Data records
** Begin **

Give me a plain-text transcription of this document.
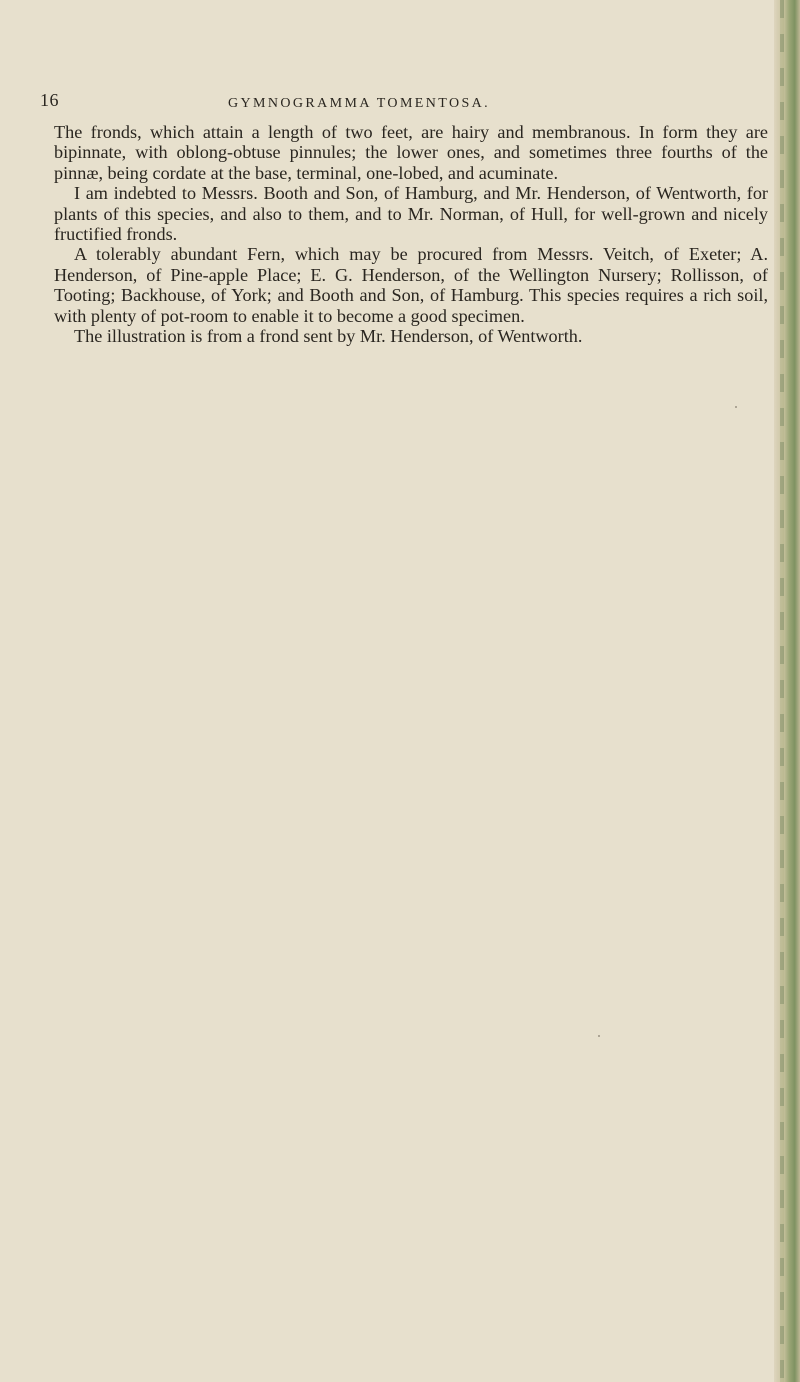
16	GYMNOGRAMMA TOMENTOSA.

The fronds, which attain a length of two feet, are hairy and membranous. In form they are bipinnate, with oblong-obtuse pinnules; the lower ones, and sometimes three fourths of the pinnæ, being cordate at the base, terminal, one-lobed, and acuminate.

I am indebted to Messrs. Booth and Son, of Hamburg, and Mr. Henderson, of Wentworth, for plants of this species, and also to them, and to Mr. Norman, of Hull, for well-grown and nicely fructified fronds.

A tolerably abundant Fern, which may be procured from Messrs. Veitch, of Exeter; A. Henderson, of Pine-apple Place; E. G. Henderson, of the Wellington Nursery; Rollisson, of Tooting; Backhouse, of York; and Booth and Son, of Hamburg. This species requires a rich soil, with plenty of pot-room to enable it to become a good specimen.

The illustration is from a frond sent by Mr. Henderson, of Wentworth.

** End **

> Work to complete: Of the lines in the data, how many contain the word "Henderson"? Provide the number and nothing further.

> Reply: 3